* Written task: Print the records again, character for character.

------ Records provided ------

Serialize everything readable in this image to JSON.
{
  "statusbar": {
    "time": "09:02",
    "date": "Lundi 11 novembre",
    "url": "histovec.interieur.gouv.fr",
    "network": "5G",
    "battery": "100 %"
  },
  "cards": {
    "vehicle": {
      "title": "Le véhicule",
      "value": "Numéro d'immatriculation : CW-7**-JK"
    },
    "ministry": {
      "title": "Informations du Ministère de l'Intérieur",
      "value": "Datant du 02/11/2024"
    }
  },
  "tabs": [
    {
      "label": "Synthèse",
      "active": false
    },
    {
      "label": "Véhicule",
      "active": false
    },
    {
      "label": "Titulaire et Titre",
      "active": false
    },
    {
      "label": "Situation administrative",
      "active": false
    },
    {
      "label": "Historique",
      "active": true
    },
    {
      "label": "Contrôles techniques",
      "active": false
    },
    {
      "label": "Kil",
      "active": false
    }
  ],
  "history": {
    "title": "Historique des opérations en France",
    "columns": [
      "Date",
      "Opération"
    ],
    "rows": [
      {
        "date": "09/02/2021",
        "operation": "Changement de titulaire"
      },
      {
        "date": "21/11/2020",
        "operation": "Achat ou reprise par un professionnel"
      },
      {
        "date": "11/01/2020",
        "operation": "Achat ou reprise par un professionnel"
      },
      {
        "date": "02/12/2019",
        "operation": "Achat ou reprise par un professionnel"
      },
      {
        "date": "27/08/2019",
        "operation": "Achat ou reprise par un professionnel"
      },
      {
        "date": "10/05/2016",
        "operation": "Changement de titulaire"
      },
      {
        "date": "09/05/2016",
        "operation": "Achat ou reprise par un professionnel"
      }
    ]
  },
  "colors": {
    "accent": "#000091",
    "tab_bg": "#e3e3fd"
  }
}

------

* Answer for this exercise:
Serialize everything readable in this image to JSON.
{
  "statusbar": {
    "time": "09:02",
    "date": "Lundi 11 novembre",
    "url": "histovec.interieur.gouv.fr",
    "network": "5G",
    "battery": "100 %"
  },
  "cards": {
    "vehicle": {
      "title": "Le véhicule",
      "value": "Numéro d'immatriculation : CW-7**-JK"
    },
    "ministry": {
      "title": "Informations du Ministère de l'Intérieur",
      "value": "Datant du 02/11/2024"
    }
  },
  "tabs": [
    {
      "label": "Synthèse",
      "active": false
    },
    {
      "label": "Véhicule",
      "active": false
    },
    {
      "label": "Titulaire et Titre",
      "active": false
    },
    {
      "label": "Situation administrative",
      "active": false
    },
    {
      "label": "Historique",
      "active": true
    },
    {
      "label": "Contrôles techniques",
      "active": false
    },
    {
      "label": "Kil",
      "active": false
    }
  ],
  "history": {
    "title": "Historique des opérations en France",
    "columns": [
      "Date",
      "Opération"
    ],
    "rows": [
      {
        "date": "09/02/2021",
        "operation": "Changement de titulaire"
      },
      {
        "date": "21/11/2020",
        "operation": "Achat ou reprise par un professionnel"
      },
      {
        "date": "11/01/2020",
        "operation": "Achat ou reprise par un professionnel"
      },
      {
        "date": "02/12/2019",
        "operation": "Achat ou reprise par un professionnel"
      },
      {
        "date": "27/08/2019",
        "operation": "Achat ou reprise par un professionnel"
      },
      {
        "date": "10/05/2016",
        "operation": "Changement de titulaire"
      },
      {
        "date": "09/05/2016",
        "operation": "Achat ou reprise par un professionnel"
      }
    ]
  },
  "colors": {
    "accent": "#000091",
    "tab_bg": "#e3e3fd"
  }
}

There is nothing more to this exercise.